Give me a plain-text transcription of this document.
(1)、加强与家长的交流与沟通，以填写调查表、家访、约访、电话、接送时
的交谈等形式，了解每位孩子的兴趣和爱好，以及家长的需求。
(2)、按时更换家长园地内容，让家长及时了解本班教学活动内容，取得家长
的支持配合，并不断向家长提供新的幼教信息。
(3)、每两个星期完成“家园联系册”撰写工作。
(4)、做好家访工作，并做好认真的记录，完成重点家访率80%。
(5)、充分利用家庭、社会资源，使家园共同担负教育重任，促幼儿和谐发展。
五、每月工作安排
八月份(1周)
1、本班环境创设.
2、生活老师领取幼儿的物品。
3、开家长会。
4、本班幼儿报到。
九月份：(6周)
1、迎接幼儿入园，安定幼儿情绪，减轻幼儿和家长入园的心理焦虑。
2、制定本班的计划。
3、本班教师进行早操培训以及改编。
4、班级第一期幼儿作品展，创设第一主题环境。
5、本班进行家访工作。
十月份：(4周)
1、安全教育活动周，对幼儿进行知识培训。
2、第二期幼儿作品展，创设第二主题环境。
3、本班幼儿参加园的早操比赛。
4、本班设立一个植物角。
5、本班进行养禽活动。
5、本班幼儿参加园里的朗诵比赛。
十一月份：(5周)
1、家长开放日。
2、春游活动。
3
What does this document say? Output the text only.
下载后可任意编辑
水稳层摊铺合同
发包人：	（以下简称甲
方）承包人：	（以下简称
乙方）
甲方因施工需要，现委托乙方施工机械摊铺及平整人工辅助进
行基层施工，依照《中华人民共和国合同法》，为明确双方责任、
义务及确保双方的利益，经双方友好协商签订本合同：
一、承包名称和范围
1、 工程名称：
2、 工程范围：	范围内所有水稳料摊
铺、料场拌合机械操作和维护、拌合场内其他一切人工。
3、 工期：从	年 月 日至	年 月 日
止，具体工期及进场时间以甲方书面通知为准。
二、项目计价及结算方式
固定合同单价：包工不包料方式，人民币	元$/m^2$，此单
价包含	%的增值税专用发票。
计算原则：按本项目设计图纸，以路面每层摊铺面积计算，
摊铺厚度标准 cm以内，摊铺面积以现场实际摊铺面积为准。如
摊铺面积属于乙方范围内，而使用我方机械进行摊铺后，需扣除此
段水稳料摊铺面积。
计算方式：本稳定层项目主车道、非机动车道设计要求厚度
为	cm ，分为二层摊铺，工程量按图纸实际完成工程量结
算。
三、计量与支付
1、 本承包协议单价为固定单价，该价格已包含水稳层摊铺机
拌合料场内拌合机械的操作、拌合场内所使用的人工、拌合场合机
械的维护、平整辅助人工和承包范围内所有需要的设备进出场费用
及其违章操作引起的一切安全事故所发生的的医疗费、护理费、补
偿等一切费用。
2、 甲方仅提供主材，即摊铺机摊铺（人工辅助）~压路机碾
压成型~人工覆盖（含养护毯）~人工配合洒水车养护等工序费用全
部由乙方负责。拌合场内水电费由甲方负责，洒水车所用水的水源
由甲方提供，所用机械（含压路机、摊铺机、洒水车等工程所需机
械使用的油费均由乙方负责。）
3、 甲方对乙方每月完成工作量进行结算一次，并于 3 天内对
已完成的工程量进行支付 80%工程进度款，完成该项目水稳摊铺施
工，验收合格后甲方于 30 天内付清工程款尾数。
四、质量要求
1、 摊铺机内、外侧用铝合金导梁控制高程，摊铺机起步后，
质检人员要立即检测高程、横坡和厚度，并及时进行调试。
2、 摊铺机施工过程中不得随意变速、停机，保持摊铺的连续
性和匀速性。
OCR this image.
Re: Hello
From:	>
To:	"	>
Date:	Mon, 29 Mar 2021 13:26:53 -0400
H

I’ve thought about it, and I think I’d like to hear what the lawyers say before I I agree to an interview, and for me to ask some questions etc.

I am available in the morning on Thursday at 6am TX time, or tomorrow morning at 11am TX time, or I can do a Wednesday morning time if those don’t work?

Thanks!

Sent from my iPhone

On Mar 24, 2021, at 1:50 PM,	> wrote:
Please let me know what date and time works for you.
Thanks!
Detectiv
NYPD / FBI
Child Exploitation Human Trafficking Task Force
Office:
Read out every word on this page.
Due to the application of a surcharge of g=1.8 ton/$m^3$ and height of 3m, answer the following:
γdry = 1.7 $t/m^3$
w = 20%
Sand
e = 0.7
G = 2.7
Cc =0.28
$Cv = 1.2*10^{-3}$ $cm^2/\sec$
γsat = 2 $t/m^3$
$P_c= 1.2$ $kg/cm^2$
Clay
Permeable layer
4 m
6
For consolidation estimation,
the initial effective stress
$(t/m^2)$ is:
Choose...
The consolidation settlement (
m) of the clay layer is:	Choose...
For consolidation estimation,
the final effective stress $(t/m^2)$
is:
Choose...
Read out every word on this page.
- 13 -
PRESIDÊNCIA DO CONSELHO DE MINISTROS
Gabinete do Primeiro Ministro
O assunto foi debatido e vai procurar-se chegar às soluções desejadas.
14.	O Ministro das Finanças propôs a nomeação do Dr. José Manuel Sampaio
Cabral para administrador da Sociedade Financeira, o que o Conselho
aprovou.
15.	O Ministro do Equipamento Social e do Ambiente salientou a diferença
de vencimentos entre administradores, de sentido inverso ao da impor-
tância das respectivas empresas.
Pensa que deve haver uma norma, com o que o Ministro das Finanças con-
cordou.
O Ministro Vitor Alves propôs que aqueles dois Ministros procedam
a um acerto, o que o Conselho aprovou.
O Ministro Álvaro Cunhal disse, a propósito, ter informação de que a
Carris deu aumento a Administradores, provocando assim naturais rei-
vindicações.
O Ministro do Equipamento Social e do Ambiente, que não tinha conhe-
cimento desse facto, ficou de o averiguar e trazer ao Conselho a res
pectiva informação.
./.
----------
● GIVEN TASK
Every entry must be quoted exactly as it appears above.

● RESPONSE TO THE EXERCISE
Give me a plain-text transcription of this document.
(1)、加强与家长的交流与沟通，以填写调查表、家访、约访、电话、接送时
的交谈等形式，了解每位孩子的兴趣和爱好，以及家长的需求。
(2)、按时更换家长园地内容，让家长及时了解本班教学活动内容，取得家长
的支持配合，并不断向家长提供新的幼教信息。
(3)、每两个星期完成“家园联系册”撰写工作。
(4)、做好家访工作，并做好认真的记录，完成重点家访率80%。
(5)、充分利用家庭、社会资源，使家园共同担负教育重任，促幼儿和谐发展。
五、每月工作安排
八月份(1周)
1、本班环境创设.
2、生活老师领取幼儿的物品。
3、开家长会。
4、本班幼儿报到。
九月份：(6周)
1、迎接幼儿入园，安定幼儿情绪，减轻幼儿和家长入园的心理焦虑。
2、制定本班的计划。
3、本班教师进行早操培训以及改编。
4、班级第一期幼儿作品展，创设第一主题环境。
5、本班进行家访工作。
十月份：(4周)
1、安全教育活动周，对幼儿进行知识培训。
2、第二期幼儿作品展，创设第二主题环境。
3、本班幼儿参加园的早操比赛。
4、本班设立一个植物角。
5、本班进行养禽活动。
5、本班幼儿参加园里的朗诵比赛。
十一月份：(5周)
1、家长开放日。
2、春游活动。
3
What does this document say? Output the text only.
下载后可任意编辑
水稳层摊铺合同
发包人：	（以下简称甲
方）承包人：	（以下简称
乙方）
甲方因施工需要，现委托乙方施工机械摊铺及平整人工辅助进
行基层施工，依照《中华人民共和国合同法》，为明确双方责任、
义务及确保双方的利益，经双方友好协商签订本合同：
一、承包名称和范围
1、 工程名称：
2、 工程范围：	范围内所有水稳料摊
铺、料场拌合机械操作和维护、拌合场内其他一切人工。
3、 工期：从	年 月 日至	年 月 日
止，具体工期及进场时间以甲方书面通知为准。
二、项目计价及结算方式
固定合同单价：包工不包料方式，人民币	元$/m^2$，此单
价包含	%的增值税专用发票。
计算原则：按本项目设计图纸，以路面每层摊铺面积计算，
摊铺厚度标准 cm以内，摊铺面积以现场实际摊铺面积为准。如
摊铺面积属于乙方范围内，而使用我方机械进行摊铺后，需扣除此
段水稳料摊铺面积。
计算方式：本稳定层项目主车道、非机动车道设计要求厚度
为	cm ，分为二层摊铺，工程量按图纸实际完成工程量结
算。
三、计量与支付
1、 本承包协议单价为固定单价，该价格已包含水稳层摊铺机
拌合料场内拌合机械的操作、拌合场内所使用的人工、拌合场合机
械的维护、平整辅助人工和承包范围内所有需要的设备进出场费用
及其违章操作引起的一切安全事故所发生的的医疗费、护理费、补
偿等一切费用。
2、 甲方仅提供主材，即摊铺机摊铺（人工辅助）~压路机碾
压成型~人工覆盖（含养护毯）~人工配合洒水车养护等工序费用全
部由乙方负责。拌合场内水电费由甲方负责，洒水车所用水的水源
由甲方提供，所用机械（含压路机、摊铺机、洒水车等工程所需机
械使用的油费均由乙方负责。）
3、 甲方对乙方每月完成工作量进行结算一次，并于 3 天内对
已完成的工程量进行支付 80%工程进度款，完成该项目水稳摊铺施
工，验收合格后甲方于 30 天内付清工程款尾数。
四、质量要求
1、 摊铺机内、外侧用铝合金导梁控制高程，摊铺机起步后，
质检人员要立即检测高程、横坡和厚度，并及时进行调试。
2、 摊铺机施工过程中不得随意变速、停机，保持摊铺的连续
性和匀速性。
OCR this image.
Re: Hello
From:	>
To:	"	>
Date:	Mon, 29 Mar 2021 13:26:53 -0400
H

I’ve thought about it, and I think I’d like to hear what the lawyers say before I I agree to an interview, and for me to ask some questions etc.

I am available in the morning on Thursday at 6am TX time, or tomorrow morning at 11am TX time, or I can do a Wednesday morning time if those don’t work?

Thanks!

Sent from my iPhone

On Mar 24, 2021, at 1:50 PM,	> wrote:
Please let me know what date and time works for you.
Thanks!
Detectiv
NYPD / FBI
Child Exploitation Human Trafficking Task Force
Office:
Read out every word on this page.
Due to the application of a surcharge of g=1.8 ton/$m^3$ and height of 3m, answer the following:
γdry = 1.7 $t/m^3$
w = 20%
Sand
e = 0.7
G = 2.7
Cc =0.28
$Cv = 1.2*10^{-3}$ $cm^2/\sec$
γsat = 2 $t/m^3$
$P_c= 1.2$ $kg/cm^2$
Clay
Permeable layer
4 m
6
For consolidation estimation,
the initial effective stress
$(t/m^2)$ is:
Choose...
The consolidation settlement (
m) of the clay layer is:	Choose...
For consolidation estimation,
the final effective stress $(t/m^2)$
is:
Choose...
Read out every word on this page.
- 13 -
PRESIDÊNCIA DO CONSELHO DE MINISTROS
Gabinete do Primeiro Ministro
O assunto foi debatido e vai procurar-se chegar às soluções desejadas.
14.	O Ministro das Finanças propôs a nomeação do Dr. José Manuel Sampaio
Cabral para administrador da Sociedade Financeira, o que o Conselho
aprovou.
15.	O Ministro do Equipamento Social e do Ambiente salientou a diferença
de vencimentos entre administradores, de sentido inverso ao da impor-
tância das respectivas empresas.
Pensa que deve haver uma norma, com o que o Ministro das Finanças con-
cordou.
O Ministro Vitor Alves propôs que aqueles dois Ministros procedam
a um acerto, o que o Conselho aprovou.
O Ministro Álvaro Cunhal disse, a propósito, ter informação de que a
Carris deu aumento a Administradores, provocando assim naturais rei-
vindicações.
O Ministro do Equipamento Social e do Ambiente, que não tinha conhe-
cimento desse facto, ficou de o averiguar e trazer ao Conselho a res
pectiva informação.
./.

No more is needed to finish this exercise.